- Task statement -
Return every line of the data below that includes the string "を作成します".

- Dataset rows -
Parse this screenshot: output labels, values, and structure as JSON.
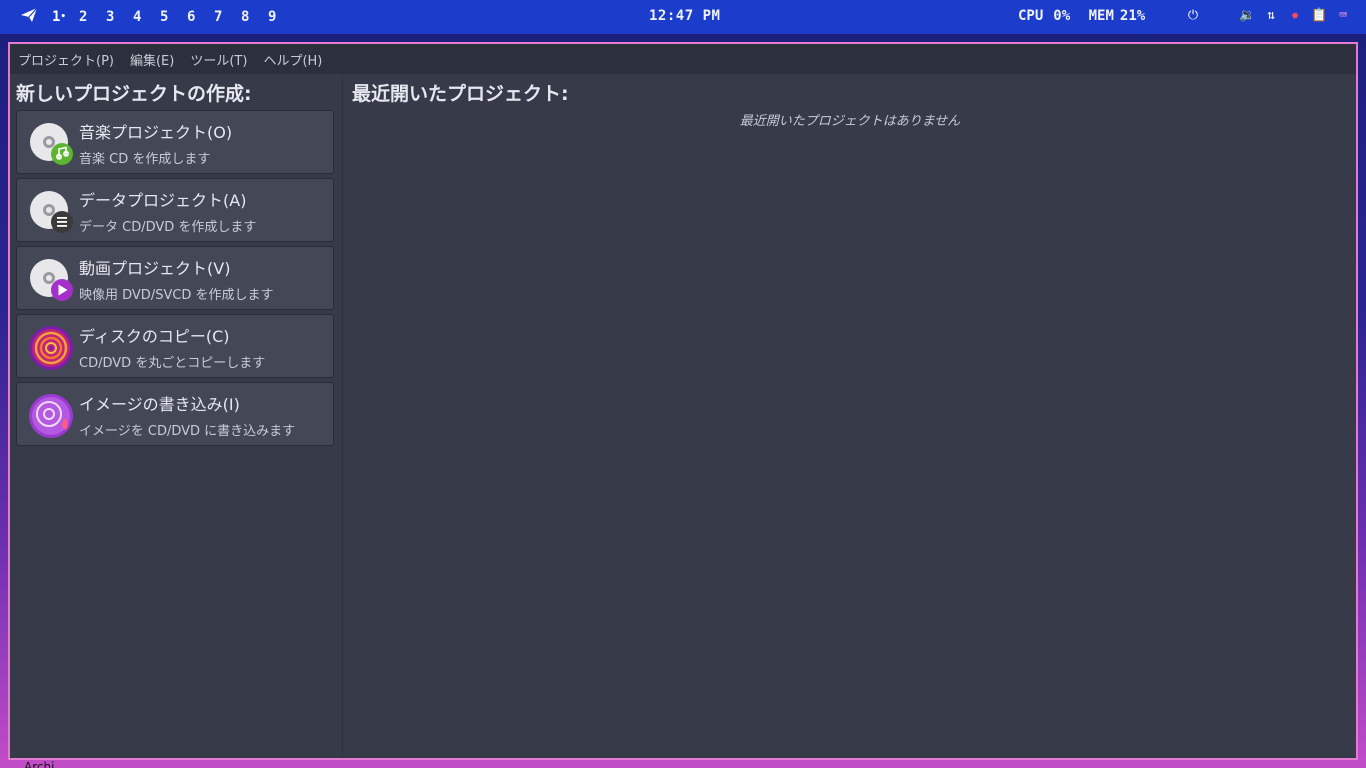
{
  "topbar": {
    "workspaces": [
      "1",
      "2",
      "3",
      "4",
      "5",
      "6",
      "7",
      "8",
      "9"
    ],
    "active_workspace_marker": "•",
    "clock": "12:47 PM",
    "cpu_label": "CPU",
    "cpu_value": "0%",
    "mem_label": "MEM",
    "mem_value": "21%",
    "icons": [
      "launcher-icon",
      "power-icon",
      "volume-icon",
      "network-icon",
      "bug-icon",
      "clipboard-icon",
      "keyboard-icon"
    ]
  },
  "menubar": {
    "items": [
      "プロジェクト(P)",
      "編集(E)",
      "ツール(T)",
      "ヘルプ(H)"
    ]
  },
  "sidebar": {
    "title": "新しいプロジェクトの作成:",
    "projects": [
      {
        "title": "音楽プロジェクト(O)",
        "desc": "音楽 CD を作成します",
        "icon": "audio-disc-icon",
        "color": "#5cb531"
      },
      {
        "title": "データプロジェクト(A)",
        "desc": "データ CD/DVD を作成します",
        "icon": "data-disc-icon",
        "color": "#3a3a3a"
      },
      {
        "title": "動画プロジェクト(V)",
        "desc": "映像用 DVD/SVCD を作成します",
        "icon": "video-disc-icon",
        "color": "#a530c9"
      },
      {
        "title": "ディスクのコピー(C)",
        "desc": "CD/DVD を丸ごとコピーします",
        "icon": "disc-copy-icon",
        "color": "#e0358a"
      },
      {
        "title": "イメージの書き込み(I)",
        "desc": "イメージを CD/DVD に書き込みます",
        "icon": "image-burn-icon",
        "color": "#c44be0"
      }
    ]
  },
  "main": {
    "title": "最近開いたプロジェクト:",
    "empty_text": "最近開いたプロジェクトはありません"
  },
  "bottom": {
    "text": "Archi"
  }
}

--

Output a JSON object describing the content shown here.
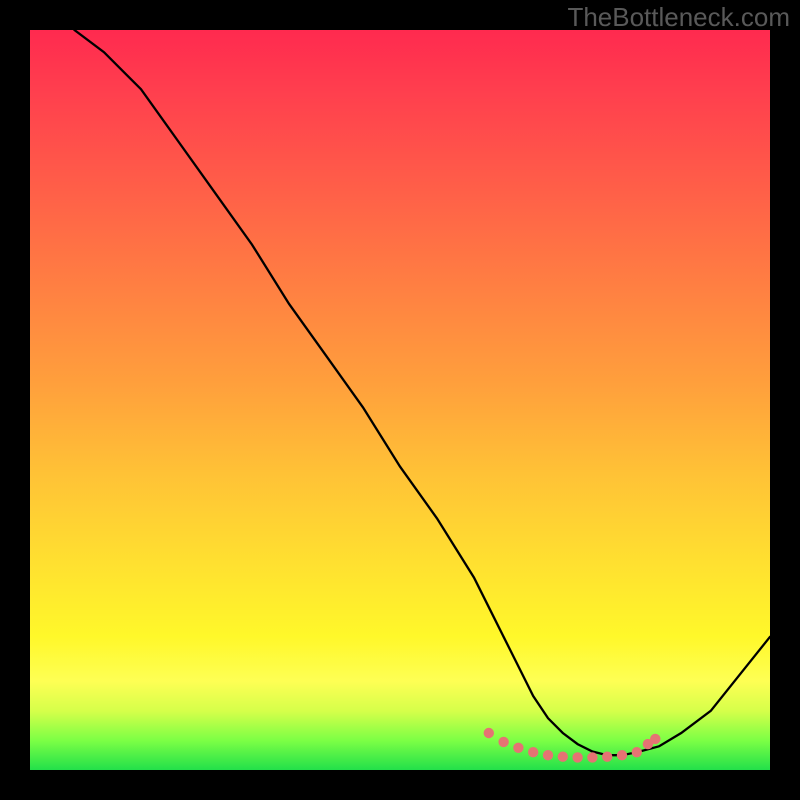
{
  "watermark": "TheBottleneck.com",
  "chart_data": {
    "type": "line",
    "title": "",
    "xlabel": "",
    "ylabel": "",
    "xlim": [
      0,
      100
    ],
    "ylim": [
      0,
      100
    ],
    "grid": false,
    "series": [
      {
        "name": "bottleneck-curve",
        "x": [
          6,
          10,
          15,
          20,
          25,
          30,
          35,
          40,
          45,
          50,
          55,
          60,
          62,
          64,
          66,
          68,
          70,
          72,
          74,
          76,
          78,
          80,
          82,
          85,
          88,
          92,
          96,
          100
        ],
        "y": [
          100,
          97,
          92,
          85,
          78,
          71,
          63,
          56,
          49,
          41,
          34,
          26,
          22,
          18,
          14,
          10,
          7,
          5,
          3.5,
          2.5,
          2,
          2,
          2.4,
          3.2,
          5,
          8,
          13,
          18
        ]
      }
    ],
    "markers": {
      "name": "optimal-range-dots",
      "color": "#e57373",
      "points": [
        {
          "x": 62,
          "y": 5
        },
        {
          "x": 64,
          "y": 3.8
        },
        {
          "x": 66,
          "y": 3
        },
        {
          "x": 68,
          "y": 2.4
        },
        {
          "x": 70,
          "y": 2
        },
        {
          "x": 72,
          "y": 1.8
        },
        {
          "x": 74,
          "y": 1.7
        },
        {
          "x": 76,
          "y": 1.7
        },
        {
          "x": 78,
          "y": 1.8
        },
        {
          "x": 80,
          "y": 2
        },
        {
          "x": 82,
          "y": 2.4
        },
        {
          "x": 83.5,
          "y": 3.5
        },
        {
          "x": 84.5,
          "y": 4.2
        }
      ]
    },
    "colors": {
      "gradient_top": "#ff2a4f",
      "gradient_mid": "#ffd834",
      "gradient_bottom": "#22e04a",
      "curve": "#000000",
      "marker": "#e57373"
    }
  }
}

- Solution to this exercise -
        "desc": "音楽 CD を作成します",
        "desc": "データ CD/DVD を作成します",
        "desc": "映像用 DVD/SVCD を作成します",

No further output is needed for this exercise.